● Supplied records:
— start —

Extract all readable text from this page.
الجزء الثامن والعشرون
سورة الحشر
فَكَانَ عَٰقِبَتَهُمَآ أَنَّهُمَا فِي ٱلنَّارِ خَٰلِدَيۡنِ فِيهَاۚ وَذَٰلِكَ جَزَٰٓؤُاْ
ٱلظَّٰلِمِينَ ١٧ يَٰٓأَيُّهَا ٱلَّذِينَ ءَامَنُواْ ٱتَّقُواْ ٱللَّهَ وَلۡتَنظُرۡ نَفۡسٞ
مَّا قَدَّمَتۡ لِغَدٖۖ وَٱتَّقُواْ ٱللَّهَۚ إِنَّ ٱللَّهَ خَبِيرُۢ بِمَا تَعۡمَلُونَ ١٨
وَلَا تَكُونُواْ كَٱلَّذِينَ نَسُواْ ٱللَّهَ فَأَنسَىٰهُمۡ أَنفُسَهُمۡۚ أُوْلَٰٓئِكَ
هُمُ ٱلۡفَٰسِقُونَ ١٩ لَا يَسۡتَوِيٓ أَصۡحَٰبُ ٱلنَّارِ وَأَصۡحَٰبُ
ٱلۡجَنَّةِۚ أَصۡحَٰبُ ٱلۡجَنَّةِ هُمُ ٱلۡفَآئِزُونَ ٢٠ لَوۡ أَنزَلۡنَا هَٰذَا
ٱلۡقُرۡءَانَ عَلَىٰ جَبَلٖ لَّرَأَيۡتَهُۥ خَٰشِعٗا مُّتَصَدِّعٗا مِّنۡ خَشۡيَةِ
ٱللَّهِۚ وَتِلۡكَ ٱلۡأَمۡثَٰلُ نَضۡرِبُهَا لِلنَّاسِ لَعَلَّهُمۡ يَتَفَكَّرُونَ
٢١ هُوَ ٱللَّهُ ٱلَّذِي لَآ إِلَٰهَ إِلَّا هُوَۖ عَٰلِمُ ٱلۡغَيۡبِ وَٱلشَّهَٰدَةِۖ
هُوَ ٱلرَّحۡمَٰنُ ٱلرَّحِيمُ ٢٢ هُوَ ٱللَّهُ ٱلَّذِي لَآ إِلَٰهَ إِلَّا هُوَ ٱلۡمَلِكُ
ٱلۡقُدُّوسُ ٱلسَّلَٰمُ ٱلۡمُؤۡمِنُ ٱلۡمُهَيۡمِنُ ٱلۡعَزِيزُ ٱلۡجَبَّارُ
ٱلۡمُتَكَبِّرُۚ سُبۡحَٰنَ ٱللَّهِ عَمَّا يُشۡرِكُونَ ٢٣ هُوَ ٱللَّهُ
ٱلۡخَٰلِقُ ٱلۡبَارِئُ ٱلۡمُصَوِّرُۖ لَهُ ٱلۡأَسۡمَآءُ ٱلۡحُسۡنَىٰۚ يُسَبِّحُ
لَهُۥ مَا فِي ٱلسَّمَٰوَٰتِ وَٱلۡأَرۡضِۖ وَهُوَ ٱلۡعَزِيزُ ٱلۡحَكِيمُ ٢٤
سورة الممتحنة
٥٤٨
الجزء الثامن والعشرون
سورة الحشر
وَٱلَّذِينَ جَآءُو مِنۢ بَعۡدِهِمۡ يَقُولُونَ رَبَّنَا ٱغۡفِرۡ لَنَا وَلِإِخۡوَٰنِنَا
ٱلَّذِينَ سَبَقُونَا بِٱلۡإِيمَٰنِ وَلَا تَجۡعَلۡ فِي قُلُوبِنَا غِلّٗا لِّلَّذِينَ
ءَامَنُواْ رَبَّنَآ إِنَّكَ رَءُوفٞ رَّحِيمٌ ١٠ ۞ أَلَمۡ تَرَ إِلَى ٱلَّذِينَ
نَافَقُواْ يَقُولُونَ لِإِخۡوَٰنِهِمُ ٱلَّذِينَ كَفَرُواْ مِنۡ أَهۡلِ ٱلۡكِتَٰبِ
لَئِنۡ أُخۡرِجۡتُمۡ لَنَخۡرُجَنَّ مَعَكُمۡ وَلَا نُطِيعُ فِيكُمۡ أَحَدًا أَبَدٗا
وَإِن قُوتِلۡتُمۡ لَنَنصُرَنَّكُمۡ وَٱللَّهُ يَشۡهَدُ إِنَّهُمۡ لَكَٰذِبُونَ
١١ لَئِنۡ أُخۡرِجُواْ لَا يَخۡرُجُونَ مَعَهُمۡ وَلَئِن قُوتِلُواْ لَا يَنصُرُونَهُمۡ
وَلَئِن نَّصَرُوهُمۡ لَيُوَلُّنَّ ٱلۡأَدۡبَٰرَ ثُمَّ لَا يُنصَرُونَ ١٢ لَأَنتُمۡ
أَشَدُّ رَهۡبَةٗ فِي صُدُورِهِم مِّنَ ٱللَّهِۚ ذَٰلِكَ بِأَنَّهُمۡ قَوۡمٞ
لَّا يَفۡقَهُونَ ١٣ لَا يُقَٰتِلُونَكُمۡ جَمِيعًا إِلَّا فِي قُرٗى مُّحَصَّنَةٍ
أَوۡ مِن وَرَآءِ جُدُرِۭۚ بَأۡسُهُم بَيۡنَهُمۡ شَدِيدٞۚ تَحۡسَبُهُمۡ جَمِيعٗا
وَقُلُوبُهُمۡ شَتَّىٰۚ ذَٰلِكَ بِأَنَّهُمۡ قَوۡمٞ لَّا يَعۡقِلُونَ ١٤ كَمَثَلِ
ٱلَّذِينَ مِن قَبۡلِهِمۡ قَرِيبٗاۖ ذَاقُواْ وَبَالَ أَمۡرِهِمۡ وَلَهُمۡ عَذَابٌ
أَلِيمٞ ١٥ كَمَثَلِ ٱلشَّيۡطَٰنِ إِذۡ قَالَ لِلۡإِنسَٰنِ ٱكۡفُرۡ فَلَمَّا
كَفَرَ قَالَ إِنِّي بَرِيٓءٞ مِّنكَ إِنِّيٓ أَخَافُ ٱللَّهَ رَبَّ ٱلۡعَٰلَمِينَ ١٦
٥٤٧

— end —

● Requirement: Reproduce all the records precisely.

● Solution to this exercise:
Extract all readable text from this page.
الجزء الثامن والعشرون
سورة الحشر
فَكَانَ عَٰقِبَتَهُمَآ أَنَّهُمَا فِي ٱلنَّارِ خَٰلِدَيۡنِ فِيهَاۚ وَذَٰلِكَ جَزَٰٓؤُاْ
ٱلظَّٰلِمِينَ ١٧ يَٰٓأَيُّهَا ٱلَّذِينَ ءَامَنُواْ ٱتَّقُواْ ٱللَّهَ وَلۡتَنظُرۡ نَفۡسٞ
مَّا قَدَّمَتۡ لِغَدٖۖ وَٱتَّقُواْ ٱللَّهَۚ إِنَّ ٱللَّهَ خَبِيرُۢ بِمَا تَعۡمَلُونَ ١٨
وَلَا تَكُونُواْ كَٱلَّذِينَ نَسُواْ ٱللَّهَ فَأَنسَىٰهُمۡ أَنفُسَهُمۡۚ أُوْلَٰٓئِكَ
هُمُ ٱلۡفَٰسِقُونَ ١٩ لَا يَسۡتَوِيٓ أَصۡحَٰبُ ٱلنَّارِ وَأَصۡحَٰبُ
ٱلۡجَنَّةِۚ أَصۡحَٰبُ ٱلۡجَنَّةِ هُمُ ٱلۡفَآئِزُونَ ٢٠ لَوۡ أَنزَلۡنَا هَٰذَا
ٱلۡقُرۡءَانَ عَلَىٰ جَبَلٖ لَّرَأَيۡتَهُۥ خَٰشِعٗا مُّتَصَدِّعٗا مِّنۡ خَشۡيَةِ
ٱللَّهِۚ وَتِلۡكَ ٱلۡأَمۡثَٰلُ نَضۡرِبُهَا لِلنَّاسِ لَعَلَّهُمۡ يَتَفَكَّرُونَ
٢١ هُوَ ٱللَّهُ ٱلَّذِي لَآ إِلَٰهَ إِلَّا هُوَۖ عَٰلِمُ ٱلۡغَيۡبِ وَٱلشَّهَٰدَةِۖ
هُوَ ٱلرَّحۡمَٰنُ ٱلرَّحِيمُ ٢٢ هُوَ ٱللَّهُ ٱلَّذِي لَآ إِلَٰهَ إِلَّا هُوَ ٱلۡمَلِكُ
ٱلۡقُدُّوسُ ٱلسَّلَٰمُ ٱلۡمُؤۡمِنُ ٱلۡمُهَيۡمِنُ ٱلۡعَزِيزُ ٱلۡجَبَّارُ
ٱلۡمُتَكَبِّرُۚ سُبۡحَٰنَ ٱللَّهِ عَمَّا يُشۡرِكُونَ ٢٣ هُوَ ٱللَّهُ
ٱلۡخَٰلِقُ ٱلۡبَارِئُ ٱلۡمُصَوِّرُۖ لَهُ ٱلۡأَسۡمَآءُ ٱلۡحُسۡنَىٰۚ يُسَبِّحُ
لَهُۥ مَا فِي ٱلسَّمَٰوَٰتِ وَٱلۡأَرۡضِۖ وَهُوَ ٱلۡعَزِيزُ ٱلۡحَكِيمُ ٢٤
سورة الممتحنة
٥٤٨
الجزء الثامن والعشرون
سورة الحشر
وَٱلَّذِينَ جَآءُو مِنۢ بَعۡدِهِمۡ يَقُولُونَ رَبَّنَا ٱغۡفِرۡ لَنَا وَلِإِخۡوَٰنِنَا
ٱلَّذِينَ سَبَقُونَا بِٱلۡإِيمَٰنِ وَلَا تَجۡعَلۡ فِي قُلُوبِنَا غِلّٗا لِّلَّذِينَ
ءَامَنُواْ رَبَّنَآ إِنَّكَ رَءُوفٞ رَّحِيمٌ ١٠ ۞ أَلَمۡ تَرَ إِلَى ٱلَّذِينَ
نَافَقُواْ يَقُولُونَ لِإِخۡوَٰنِهِمُ ٱلَّذِينَ كَفَرُواْ مِنۡ أَهۡلِ ٱلۡكِتَٰبِ
لَئِنۡ أُخۡرِجۡتُمۡ لَنَخۡرُجَنَّ مَعَكُمۡ وَلَا نُطِيعُ فِيكُمۡ أَحَدًا أَبَدٗا
وَإِن قُوتِلۡتُمۡ لَنَنصُرَنَّكُمۡ وَٱللَّهُ يَشۡهَدُ إِنَّهُمۡ لَكَٰذِبُونَ
١١ لَئِنۡ أُخۡرِجُواْ لَا يَخۡرُجُونَ مَعَهُمۡ وَلَئِن قُوتِلُواْ لَا يَنصُرُونَهُمۡ
وَلَئِن نَّصَرُوهُمۡ لَيُوَلُّنَّ ٱلۡأَدۡبَٰرَ ثُمَّ لَا يُنصَرُونَ ١٢ لَأَنتُمۡ
أَشَدُّ رَهۡبَةٗ فِي صُدُورِهِم مِّنَ ٱللَّهِۚ ذَٰلِكَ بِأَنَّهُمۡ قَوۡمٞ
لَّا يَفۡقَهُونَ ١٣ لَا يُقَٰتِلُونَكُمۡ جَمِيعًا إِلَّا فِي قُرٗى مُّحَصَّنَةٍ
أَوۡ مِن وَرَآءِ جُدُرِۭۚ بَأۡسُهُم بَيۡنَهُمۡ شَدِيدٞۚ تَحۡسَبُهُمۡ جَمِيعٗا
وَقُلُوبُهُمۡ شَتَّىٰۚ ذَٰلِكَ بِأَنَّهُمۡ قَوۡمٞ لَّا يَعۡقِلُونَ ١٤ كَمَثَلِ
ٱلَّذِينَ مِن قَبۡلِهِمۡ قَرِيبٗاۖ ذَاقُواْ وَبَالَ أَمۡرِهِمۡ وَلَهُمۡ عَذَابٌ
أَلِيمٞ ١٥ كَمَثَلِ ٱلشَّيۡطَٰنِ إِذۡ قَالَ لِلۡإِنسَٰنِ ٱكۡفُرۡ فَلَمَّا
كَفَرَ قَالَ إِنِّي بَرِيٓءٞ مِّنكَ إِنِّيٓ أَخَافُ ٱللَّهَ رَبَّ ٱلۡعَٰلَمِينَ ١٦
٥٤٧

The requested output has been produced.